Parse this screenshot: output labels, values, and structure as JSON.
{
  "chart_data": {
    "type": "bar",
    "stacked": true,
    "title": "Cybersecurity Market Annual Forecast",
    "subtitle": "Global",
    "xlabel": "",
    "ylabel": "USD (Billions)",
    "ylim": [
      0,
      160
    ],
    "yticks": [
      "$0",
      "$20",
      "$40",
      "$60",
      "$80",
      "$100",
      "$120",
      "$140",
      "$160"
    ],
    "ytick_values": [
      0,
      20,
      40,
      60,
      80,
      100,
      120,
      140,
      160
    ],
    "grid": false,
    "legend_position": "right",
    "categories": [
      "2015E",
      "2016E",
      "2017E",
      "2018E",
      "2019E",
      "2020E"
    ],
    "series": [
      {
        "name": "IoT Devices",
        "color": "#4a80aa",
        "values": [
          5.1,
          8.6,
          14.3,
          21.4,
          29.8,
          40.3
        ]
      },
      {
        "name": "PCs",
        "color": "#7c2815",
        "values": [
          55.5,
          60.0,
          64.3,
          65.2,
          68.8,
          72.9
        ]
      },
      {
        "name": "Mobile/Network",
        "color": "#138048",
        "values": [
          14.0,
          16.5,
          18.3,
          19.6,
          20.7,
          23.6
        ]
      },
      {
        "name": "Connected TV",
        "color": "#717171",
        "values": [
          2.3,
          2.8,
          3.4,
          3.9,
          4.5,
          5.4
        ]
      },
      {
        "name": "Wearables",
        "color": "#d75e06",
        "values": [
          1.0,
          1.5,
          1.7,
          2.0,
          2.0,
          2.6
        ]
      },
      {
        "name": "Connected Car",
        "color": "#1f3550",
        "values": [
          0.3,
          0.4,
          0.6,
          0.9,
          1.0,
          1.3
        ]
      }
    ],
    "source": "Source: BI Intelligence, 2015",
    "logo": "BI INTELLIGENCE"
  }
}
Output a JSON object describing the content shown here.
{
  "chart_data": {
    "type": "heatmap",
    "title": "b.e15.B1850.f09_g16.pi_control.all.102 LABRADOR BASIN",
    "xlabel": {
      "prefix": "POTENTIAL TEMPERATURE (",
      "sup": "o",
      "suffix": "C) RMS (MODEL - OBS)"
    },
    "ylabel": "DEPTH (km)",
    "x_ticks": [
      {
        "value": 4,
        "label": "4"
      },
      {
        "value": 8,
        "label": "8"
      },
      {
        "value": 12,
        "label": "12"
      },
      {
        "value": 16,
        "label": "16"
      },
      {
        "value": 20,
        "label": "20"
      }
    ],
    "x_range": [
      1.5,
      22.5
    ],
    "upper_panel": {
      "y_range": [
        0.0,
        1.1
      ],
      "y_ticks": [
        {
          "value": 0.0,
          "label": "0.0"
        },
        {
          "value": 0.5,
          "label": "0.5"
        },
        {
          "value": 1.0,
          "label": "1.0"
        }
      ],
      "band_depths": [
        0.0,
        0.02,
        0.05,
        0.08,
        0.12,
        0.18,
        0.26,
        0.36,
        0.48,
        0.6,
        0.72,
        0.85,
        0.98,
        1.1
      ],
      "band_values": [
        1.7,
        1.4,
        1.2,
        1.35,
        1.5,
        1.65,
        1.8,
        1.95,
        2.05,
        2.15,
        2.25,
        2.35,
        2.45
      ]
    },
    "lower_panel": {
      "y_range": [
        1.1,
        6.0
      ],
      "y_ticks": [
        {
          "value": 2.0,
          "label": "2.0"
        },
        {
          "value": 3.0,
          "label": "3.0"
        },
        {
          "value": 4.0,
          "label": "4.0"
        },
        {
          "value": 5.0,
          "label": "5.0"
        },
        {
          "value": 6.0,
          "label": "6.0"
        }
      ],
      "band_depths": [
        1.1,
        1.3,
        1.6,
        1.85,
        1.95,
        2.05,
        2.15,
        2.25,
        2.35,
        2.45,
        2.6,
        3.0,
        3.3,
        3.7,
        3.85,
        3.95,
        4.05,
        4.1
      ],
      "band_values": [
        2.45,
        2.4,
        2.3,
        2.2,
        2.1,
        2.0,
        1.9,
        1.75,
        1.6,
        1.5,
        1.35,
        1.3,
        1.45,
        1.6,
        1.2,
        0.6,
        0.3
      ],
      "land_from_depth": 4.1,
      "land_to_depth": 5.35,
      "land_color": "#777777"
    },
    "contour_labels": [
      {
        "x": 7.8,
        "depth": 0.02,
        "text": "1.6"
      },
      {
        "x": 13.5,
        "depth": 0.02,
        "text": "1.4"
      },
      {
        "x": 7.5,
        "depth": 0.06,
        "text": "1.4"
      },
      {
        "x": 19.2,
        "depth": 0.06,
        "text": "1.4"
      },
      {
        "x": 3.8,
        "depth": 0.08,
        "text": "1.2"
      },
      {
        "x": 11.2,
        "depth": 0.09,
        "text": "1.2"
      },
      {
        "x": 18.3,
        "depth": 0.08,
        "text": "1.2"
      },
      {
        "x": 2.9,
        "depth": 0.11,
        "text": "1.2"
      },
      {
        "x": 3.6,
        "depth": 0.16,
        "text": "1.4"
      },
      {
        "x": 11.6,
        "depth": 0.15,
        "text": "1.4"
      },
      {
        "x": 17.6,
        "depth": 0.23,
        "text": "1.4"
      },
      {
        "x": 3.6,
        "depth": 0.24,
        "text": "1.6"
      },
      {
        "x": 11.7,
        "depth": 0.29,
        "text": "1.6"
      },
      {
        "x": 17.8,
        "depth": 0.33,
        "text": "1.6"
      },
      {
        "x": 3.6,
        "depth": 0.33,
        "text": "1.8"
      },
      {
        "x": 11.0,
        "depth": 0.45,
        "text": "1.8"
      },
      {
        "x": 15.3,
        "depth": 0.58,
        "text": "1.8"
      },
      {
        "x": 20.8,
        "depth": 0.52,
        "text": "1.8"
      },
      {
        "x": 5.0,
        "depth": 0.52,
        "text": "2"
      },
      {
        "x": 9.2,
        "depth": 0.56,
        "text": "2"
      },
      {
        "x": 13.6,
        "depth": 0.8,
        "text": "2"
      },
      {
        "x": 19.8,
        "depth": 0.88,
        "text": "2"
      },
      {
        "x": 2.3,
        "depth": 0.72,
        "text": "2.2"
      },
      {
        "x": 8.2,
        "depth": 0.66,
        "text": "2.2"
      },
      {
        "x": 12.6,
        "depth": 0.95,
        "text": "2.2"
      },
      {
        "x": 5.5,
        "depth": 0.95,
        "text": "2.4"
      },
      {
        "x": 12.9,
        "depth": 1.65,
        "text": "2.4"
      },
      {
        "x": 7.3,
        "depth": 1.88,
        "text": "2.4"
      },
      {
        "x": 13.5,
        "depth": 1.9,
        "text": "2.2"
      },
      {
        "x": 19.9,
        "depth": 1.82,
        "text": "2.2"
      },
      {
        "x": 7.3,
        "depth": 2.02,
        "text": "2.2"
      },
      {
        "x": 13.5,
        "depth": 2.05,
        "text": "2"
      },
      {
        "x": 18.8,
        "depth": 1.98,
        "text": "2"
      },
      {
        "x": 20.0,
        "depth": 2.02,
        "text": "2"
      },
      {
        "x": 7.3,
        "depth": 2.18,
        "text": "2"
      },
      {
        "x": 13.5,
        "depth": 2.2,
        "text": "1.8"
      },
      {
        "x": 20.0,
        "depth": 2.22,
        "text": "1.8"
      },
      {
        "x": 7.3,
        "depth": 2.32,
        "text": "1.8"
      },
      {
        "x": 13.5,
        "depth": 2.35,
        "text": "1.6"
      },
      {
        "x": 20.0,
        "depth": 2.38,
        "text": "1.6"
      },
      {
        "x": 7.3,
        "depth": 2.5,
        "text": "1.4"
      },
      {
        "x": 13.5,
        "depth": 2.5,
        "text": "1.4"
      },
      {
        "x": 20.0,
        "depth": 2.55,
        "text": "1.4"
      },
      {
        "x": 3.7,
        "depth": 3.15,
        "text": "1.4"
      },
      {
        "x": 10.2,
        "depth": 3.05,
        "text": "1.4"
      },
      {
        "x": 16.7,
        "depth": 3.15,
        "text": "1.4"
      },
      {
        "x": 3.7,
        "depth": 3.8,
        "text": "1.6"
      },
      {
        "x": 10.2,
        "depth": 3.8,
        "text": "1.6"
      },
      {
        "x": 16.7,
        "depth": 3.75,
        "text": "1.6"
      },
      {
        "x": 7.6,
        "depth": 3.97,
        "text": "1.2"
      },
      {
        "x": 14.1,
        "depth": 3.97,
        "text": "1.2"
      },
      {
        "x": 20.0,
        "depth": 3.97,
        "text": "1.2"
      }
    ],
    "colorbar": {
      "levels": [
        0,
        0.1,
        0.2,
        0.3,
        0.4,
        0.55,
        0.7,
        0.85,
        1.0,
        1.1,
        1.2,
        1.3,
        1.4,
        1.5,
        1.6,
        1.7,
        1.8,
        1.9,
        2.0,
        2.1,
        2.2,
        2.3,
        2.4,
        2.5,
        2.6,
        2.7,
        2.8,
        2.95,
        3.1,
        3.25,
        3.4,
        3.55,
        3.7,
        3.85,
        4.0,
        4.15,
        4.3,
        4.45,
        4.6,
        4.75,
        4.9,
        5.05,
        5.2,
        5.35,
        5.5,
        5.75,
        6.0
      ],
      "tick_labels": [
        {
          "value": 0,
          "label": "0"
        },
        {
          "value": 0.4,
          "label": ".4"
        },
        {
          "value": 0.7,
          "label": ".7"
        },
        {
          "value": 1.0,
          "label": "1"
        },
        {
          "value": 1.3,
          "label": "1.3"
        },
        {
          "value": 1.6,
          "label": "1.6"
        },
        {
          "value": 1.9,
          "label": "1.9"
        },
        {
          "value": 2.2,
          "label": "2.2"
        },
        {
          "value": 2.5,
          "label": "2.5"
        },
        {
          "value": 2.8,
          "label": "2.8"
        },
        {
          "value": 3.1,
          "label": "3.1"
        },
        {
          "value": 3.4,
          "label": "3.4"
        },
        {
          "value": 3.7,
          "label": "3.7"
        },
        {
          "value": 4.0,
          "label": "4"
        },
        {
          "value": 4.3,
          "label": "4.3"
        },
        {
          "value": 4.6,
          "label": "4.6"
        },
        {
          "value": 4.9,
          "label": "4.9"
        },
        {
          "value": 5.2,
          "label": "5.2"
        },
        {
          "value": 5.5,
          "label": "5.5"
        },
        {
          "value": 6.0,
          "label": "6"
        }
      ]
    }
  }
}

**Task directions:** Work out how many lines in the entries hold the string "ylabel". Your answer should consist solely of that number.

**Answer below:** 2